The listing below should be printed exactly, every line of it. Skip the pictures.

_____

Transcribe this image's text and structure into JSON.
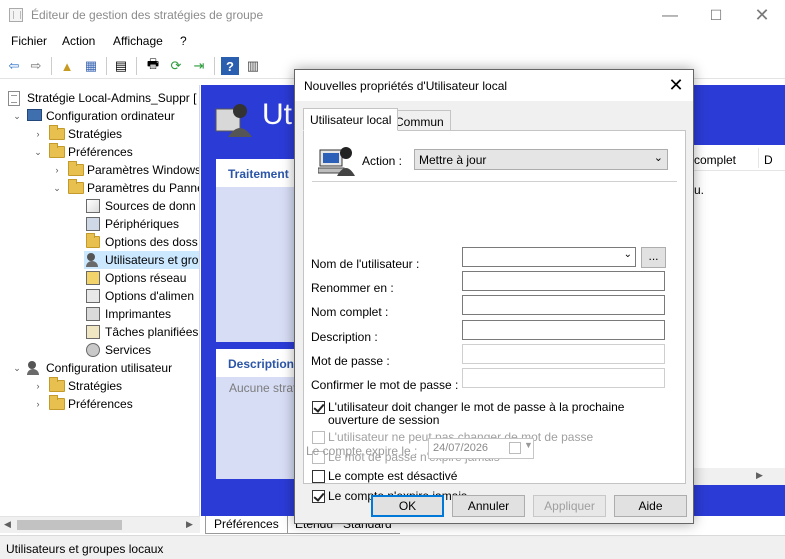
{
  "window": {
    "title": "Éditeur de gestion des stratégies de groupe",
    "min_glyph": "—",
    "max_glyph": "☐",
    "close_glyph": "✕"
  },
  "menu": [
    "Fichier",
    "Action",
    "Affichage",
    "?"
  ],
  "toolbar": {
    "icons": [
      "back-arrow-icon",
      "forward-arrow-icon",
      "up-folder-icon",
      "show-hide-tree-icon",
      "properties-icon",
      "print-icon",
      "refresh-icon",
      "export-list-icon",
      "help-icon",
      "show-action-pane-icon"
    ],
    "glyphs": [
      "⇦",
      "⇨",
      "▲",
      "▦",
      "▤",
      "🖶",
      "⟳",
      "⇥",
      "?",
      "▥"
    ]
  },
  "tree": {
    "root": "Stratégie Local-Admins_Suppr [",
    "items": [
      {
        "label": "Configuration ordinateur"
      },
      {
        "label": "Stratégies"
      },
      {
        "label": "Préférences"
      },
      {
        "label": "Paramètres Windows"
      },
      {
        "label": "Paramètres du Panne"
      },
      {
        "label": "Sources de donn"
      },
      {
        "label": "Périphériques"
      },
      {
        "label": "Options des doss"
      },
      {
        "label": "Utilisateurs et gro"
      },
      {
        "label": "Options réseau"
      },
      {
        "label": "Options d'alimen"
      },
      {
        "label": "Imprimantes"
      },
      {
        "label": "Tâches planifiées"
      },
      {
        "label": "Services"
      },
      {
        "label": "Configuration utilisateur"
      },
      {
        "label": "Stratégies"
      },
      {
        "label": "Préférences"
      }
    ],
    "expand_glyphs": {
      "open": "⌄",
      "closed": "›"
    }
  },
  "right_pane": {
    "hero_title": "Uti",
    "traitement_head": "Traitement",
    "description_head": "Description",
    "description_text": "Aucune strat",
    "col_complet": "complet",
    "col_d": "D",
    "list_text": "u."
  },
  "bottom_tabs": [
    "Préférences",
    "Étendu",
    "Standard"
  ],
  "status": "Utilisateurs et groupes locaux",
  "dialog": {
    "title": "Nouvelles propriétés d'Utilisateur local",
    "close_glyph": "✕",
    "tabs": [
      "Utilisateur local",
      "Commun"
    ],
    "action_label": "Action :",
    "action_value": "Mettre à jour",
    "fields": [
      {
        "label": "Nom de l'utilisateur :",
        "value": ""
      },
      {
        "label": "Renommer en :",
        "value": ""
      },
      {
        "label": "Nom complet :",
        "value": ""
      },
      {
        "label": "Description :",
        "value": ""
      },
      {
        "label": "Mot de passe :",
        "value": ""
      },
      {
        "label": "Confirmer le mot de passe :",
        "value": ""
      }
    ],
    "browse_label": "...",
    "checkboxes": [
      {
        "label": "L'utilisateur doit changer le mot de passe à la prochaine ouverture de session",
        "checked": true,
        "enabled": true
      },
      {
        "label": "L'utilisateur ne peut pas changer de mot de passe",
        "checked": false,
        "enabled": false
      },
      {
        "label": "Le mot de passe n'expire jamais",
        "checked": false,
        "enabled": false
      },
      {
        "label": "Le compte est désactivé",
        "checked": false,
        "enabled": true
      },
      {
        "label": "Le compte n'expire jamais",
        "checked": true,
        "enabled": true
      }
    ],
    "expire_label": "Le compte expire le :",
    "expire_date": "24/07/2026",
    "buttons": {
      "ok": "OK",
      "cancel": "Annuler",
      "apply": "Appliquer",
      "help": "Aide"
    }
  }
}
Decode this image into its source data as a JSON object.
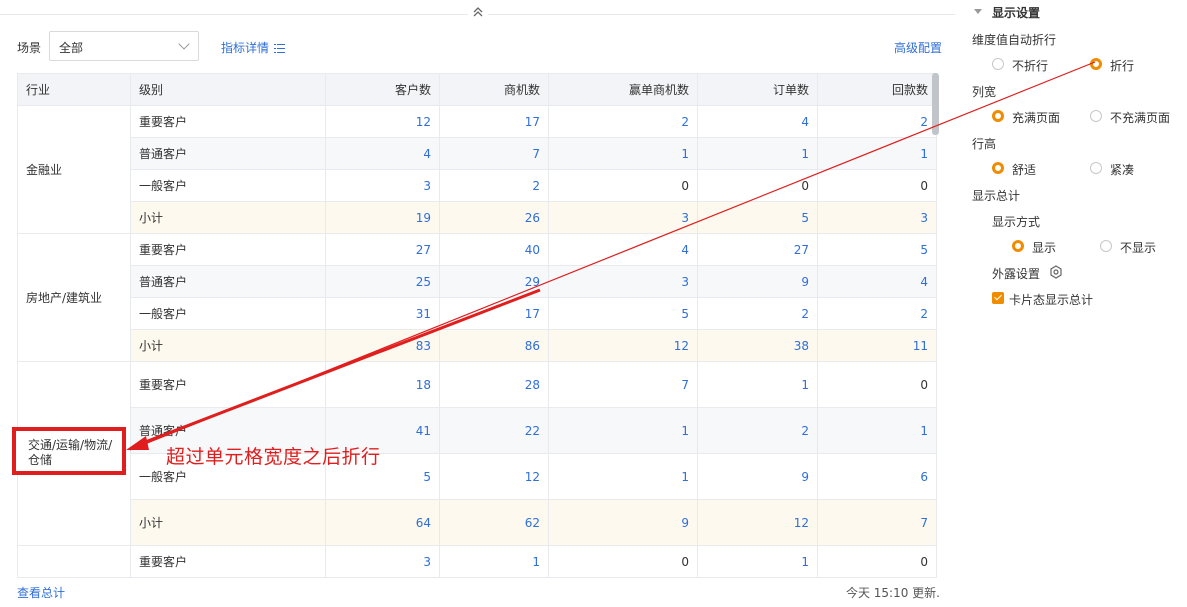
{
  "collapse_icon": "chevron-double-up-icon",
  "toolbar": {
    "scene_label": "场景",
    "scene_value": "全部",
    "metric_link": "指标详情",
    "metric_icon": "list-icon",
    "advanced_link": "高级配置"
  },
  "table": {
    "headers": [
      "行业",
      "级别",
      "客户数",
      "商机数",
      "赢单商机数",
      "订单数",
      "回款数"
    ],
    "groups": [
      {
        "industry": "金融业",
        "rows": [
          {
            "level": "重要客户",
            "values": [
              "12",
              "17",
              "2",
              "4",
              "2"
            ],
            "linked": [
              true,
              true,
              true,
              true,
              true
            ]
          },
          {
            "level": "普通客户",
            "values": [
              "4",
              "7",
              "1",
              "1",
              "1"
            ],
            "linked": [
              true,
              true,
              true,
              true,
              true
            ]
          },
          {
            "level": "一般客户",
            "values": [
              "3",
              "2",
              "0",
              "0",
              "0"
            ],
            "linked": [
              true,
              true,
              false,
              false,
              false
            ]
          },
          {
            "level": "小计",
            "values": [
              "19",
              "26",
              "3",
              "5",
              "3"
            ],
            "linked": [
              true,
              true,
              true,
              true,
              true
            ]
          }
        ]
      },
      {
        "industry": "房地产/建筑业",
        "rows": [
          {
            "level": "重要客户",
            "values": [
              "27",
              "40",
              "4",
              "27",
              "5"
            ],
            "linked": [
              true,
              true,
              true,
              true,
              true
            ]
          },
          {
            "level": "普通客户",
            "values": [
              "25",
              "29",
              "3",
              "9",
              "4"
            ],
            "linked": [
              true,
              true,
              true,
              true,
              true
            ]
          },
          {
            "level": "一般客户",
            "values": [
              "31",
              "17",
              "5",
              "2",
              "2"
            ],
            "linked": [
              true,
              true,
              true,
              true,
              true
            ]
          },
          {
            "level": "小计",
            "values": [
              "83",
              "86",
              "12",
              "38",
              "11"
            ],
            "linked": [
              true,
              true,
              true,
              true,
              true
            ]
          }
        ]
      },
      {
        "industry": "交通/运输/物流/仓储",
        "rows": [
          {
            "level": "重要客户",
            "values": [
              "18",
              "28",
              "7",
              "1",
              "0"
            ],
            "linked": [
              true,
              true,
              true,
              true,
              false
            ]
          },
          {
            "level": "普通客户",
            "values": [
              "41",
              "22",
              "1",
              "2",
              "1"
            ],
            "linked": [
              true,
              true,
              true,
              true,
              true
            ]
          },
          {
            "level": "一般客户",
            "values": [
              "5",
              "12",
              "1",
              "9",
              "6"
            ],
            "linked": [
              true,
              true,
              true,
              true,
              true
            ]
          },
          {
            "level": "小计",
            "values": [
              "64",
              "62",
              "9",
              "12",
              "7"
            ],
            "linked": [
              true,
              true,
              true,
              true,
              true
            ]
          }
        ]
      },
      {
        "industry": "",
        "rows": [
          {
            "level": "重要客户",
            "values": [
              "3",
              "1",
              "0",
              "1",
              "0"
            ],
            "linked": [
              true,
              true,
              false,
              true,
              false
            ]
          }
        ]
      }
    ]
  },
  "footer": {
    "view_total": "查看总计",
    "update_text": "今天 15:10 更新."
  },
  "panel": {
    "title": "显示设置",
    "wrap_label": "维度值自动折行",
    "wrap_options": [
      "不折行",
      "折行"
    ],
    "wrap_selected": 1,
    "col_width_label": "列宽",
    "col_width_options": [
      "充满页面",
      "不充满页面"
    ],
    "col_width_selected": 0,
    "row_height_label": "行高",
    "row_height_options": [
      "舒适",
      "紧凑"
    ],
    "row_height_selected": 0,
    "show_total_label": "显示总计",
    "display_mode_label": "显示方式",
    "display_mode_options": [
      "显示",
      "不显示"
    ],
    "display_mode_selected": 0,
    "exposed_label": "外露设置",
    "exposed_icon": "gear-icon",
    "card_total_label": "卡片态显示总计",
    "card_total_checked": true
  },
  "annotation": {
    "text": "超过单元格宽度之后折行",
    "highlight_text": "交通/运输/物流/仓储"
  },
  "colors": {
    "link": "#2f6fd6",
    "accent": "#f08c00",
    "annotation": "#e01e1e",
    "subtotal_bg": "#fdf9ee"
  }
}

_____

• Solution for this exercise:
Transcribe this image's text and structure into JSON.
{
  "window": {
    "title": "Éditeur de gestion des stratégies de groupe",
    "min_glyph": "—",
    "max_glyph": "☐",
    "close_glyph": "✕"
  },
  "menu": [
    "Fichier",
    "Action",
    "Affichage",
    "?"
  ],
  "toolbar": {
    "icons": [
      "back-arrow-icon",
      "forward-arrow-icon",
      "up-folder-icon",
      "show-hide-tree-icon",
      "properties-icon",
      "print-icon",
      "refresh-icon",
      "export-list-icon",
      "help-icon",
      "show-action-pane-icon"
    ],
    "glyphs": [
      "⇦",
      "⇨",
      "▲",
      "▦",
      "▤",
      "🖶",
      "⟳",
      "⇥",
      "?",
      "▥"
    ]
  },
  "tree": {
    "root": "Stratégie Local-Admins_Suppr [",
    "items": [
      {
        "label": "Configuration ordinateur"
      },
      {
        "label": "Stratégies"
      },
      {
        "label": "Préférences"
      },
      {
        "label": "Paramètres Windows"
      },
      {
        "label": "Paramètres du Panne"
      },
      {
        "label": "Sources de donn"
      },
      {
        "label": "Périphériques"
      },
      {
        "label": "Options des doss"
      },
      {
        "label": "Utilisateurs et gro"
      },
      {
        "label": "Options réseau"
      },
      {
        "label": "Options d'alimen"
      },
      {
        "label": "Imprimantes"
      },
      {
        "label": "Tâches planifiées"
      },
      {
        "label": "Services"
      },
      {
        "label": "Configuration utilisateur"
      },
      {
        "label": "Stratégies"
      },
      {
        "label": "Préférences"
      }
    ],
    "expand_glyphs": {
      "open": "⌄",
      "closed": "›"
    }
  },
  "right_pane": {
    "hero_title": "Uti",
    "traitement_head": "Traitement",
    "description_head": "Description",
    "description_text": "Aucune strat",
    "col_complet": "complet",
    "col_d": "D",
    "list_text": "u."
  },
  "bottom_tabs": [
    "Préférences",
    "Étendu",
    "Standard"
  ],
  "status": "Utilisateurs et groupes locaux",
  "dialog": {
    "title": "Nouvelles propriétés d'Utilisateur local",
    "close_glyph": "✕",
    "tabs": [
      "Utilisateur local",
      "Commun"
    ],
    "action_label": "Action :",
    "action_value": "Mettre à jour",
    "fields": [
      {
        "label": "Nom de l'utilisateur :",
        "value": ""
      },
      {
        "label": "Renommer en :",
        "value": ""
      },
      {
        "label": "Nom complet :",
        "value": ""
      },
      {
        "label": "Description :",
        "value": ""
      },
      {
        "label": "Mot de passe :",
        "value": ""
      },
      {
        "label": "Confirmer le mot de passe :",
        "value": ""
      }
    ],
    "browse_label": "...",
    "checkboxes": [
      {
        "label": "L'utilisateur doit changer le mot de passe à la prochaine ouverture de session",
        "checked": true,
        "enabled": true
      },
      {
        "label": "L'utilisateur ne peut pas changer de mot de passe",
        "checked": false,
        "enabled": false
      },
      {
        "label": "Le mot de passe n'expire jamais",
        "checked": false,
        "enabled": false
      },
      {
        "label": "Le compte est désactivé",
        "checked": false,
        "enabled": true
      },
      {
        "label": "Le compte n'expire jamais",
        "checked": true,
        "enabled": true
      }
    ],
    "expire_label": "Le compte expire le :",
    "expire_date": "24/07/2026",
    "buttons": {
      "ok": "OK",
      "cancel": "Annuler",
      "apply": "Appliquer",
      "help": "Aide"
    }
  }
}
Decode this image into its source data as a JSON object.
{
  "collapse_icon": "chevron-double-up-icon",
  "toolbar": {
    "scene_label": "场景",
    "scene_value": "全部",
    "metric_link": "指标详情",
    "metric_icon": "list-icon",
    "advanced_link": "高级配置"
  },
  "table": {
    "headers": [
      "行业",
      "级别",
      "客户数",
      "商机数",
      "赢单商机数",
      "订单数",
      "回款数"
    ],
    "groups": [
      {
        "industry": "金融业",
        "rows": [
          {
            "level": "重要客户",
            "values": [
              "12",
              "17",
              "2",
              "4",
              "2"
            ],
            "linked": [
              true,
              true,
              true,
              true,
              true
            ]
          },
          {
            "level": "普通客户",
            "values": [
              "4",
              "7",
              "1",
              "1",
              "1"
            ],
            "linked": [
              true,
              true,
              true,
              true,
              true
            ]
          },
          {
            "level": "一般客户",
            "values": [
              "3",
              "2",
              "0",
              "0",
              "0"
            ],
            "linked": [
              true,
              true,
              false,
              false,
              false
            ]
          },
          {
            "level": "小计",
            "values": [
              "19",
              "26",
              "3",
              "5",
              "3"
            ],
            "linked": [
              true,
              true,
              true,
              true,
              true
            ]
          }
        ]
      },
      {
        "industry": "房地产/建筑业",
        "rows": [
          {
            "level": "重要客户",
            "values": [
              "27",
              "40",
              "4",
              "27",
              "5"
            ],
            "linked": [
              true,
              true,
              true,
              true,
              true
            ]
          },
          {
            "level": "普通客户",
            "values": [
              "25",
              "29",
              "3",
              "9",
              "4"
            ],
            "linked": [
              true,
              true,
              true,
              true,
              true
            ]
          },
          {
            "level": "一般客户",
            "values": [
              "31",
              "17",
              "5",
              "2",
              "2"
            ],
            "linked": [
              true,
              true,
              true,
              true,
              true
            ]
          },
          {
            "level": "小计",
            "values": [
              "83",
              "86",
              "12",
              "38",
              "11"
            ],
            "linked": [
              true,
              true,
              true,
              true,
              true
            ]
          }
        ]
      },
      {
        "industry": "交通/运输/物流/仓储",
        "rows": [
          {
            "level": "重要客户",
            "values": [
              "18",
              "28",
              "7",
              "1",
              "0"
            ],
            "linked": [
              true,
              true,
              true,
              true,
              false
            ]
          },
          {
            "level": "普通客户",
            "values": [
              "41",
              "22",
              "1",
              "2",
              "1"
            ],
            "linked": [
              true,
              true,
              true,
              true,
              true
            ]
          },
          {
            "level": "一般客户",
            "values": [
              "5",
              "12",
              "1",
              "9",
              "6"
            ],
            "linked": [
              true,
              true,
              true,
              true,
              true
            ]
          },
          {
            "level": "小计",
            "values": [
              "64",
              "62",
              "9",
              "12",
              "7"
            ],
            "linked": [
              true,
              true,
              true,
              true,
              true
            ]
          }
        ]
      },
      {
        "industry": "",
        "rows": [
          {
            "level": "重要客户",
            "values": [
              "3",
              "1",
              "0",
              "1",
              "0"
            ],
            "linked": [
              true,
              true,
              false,
              true,
              false
            ]
          }
        ]
      }
    ]
  },
  "footer": {
    "view_total": "查看总计",
    "update_text": "今天 15:10 更新."
  },
  "panel": {
    "title": "显示设置",
    "wrap_label": "维度值自动折行",
    "wrap_options": [
      "不折行",
      "折行"
    ],
    "wrap_selected": 1,
    "col_width_label": "列宽",
    "col_width_options": [
      "充满页面",
      "不充满页面"
    ],
    "col_width_selected": 0,
    "row_height_label": "行高",
    "row_height_options": [
      "舒适",
      "紧凑"
    ],
    "row_height_selected": 0,
    "show_total_label": "显示总计",
    "display_mode_label": "显示方式",
    "display_mode_options": [
      "显示",
      "不显示"
    ],
    "display_mode_selected": 0,
    "exposed_label": "外露设置",
    "exposed_icon": "gear-icon",
    "card_total_label": "卡片态显示总计",
    "card_total_checked": true
  },
  "annotation": {
    "text": "超过单元格宽度之后折行",
    "highlight_text": "交通/运输/物流/仓储"
  },
  "colors": {
    "link": "#2f6fd6",
    "accent": "#f08c00",
    "annotation": "#e01e1e",
    "subtotal_bg": "#fdf9ee"
  }
}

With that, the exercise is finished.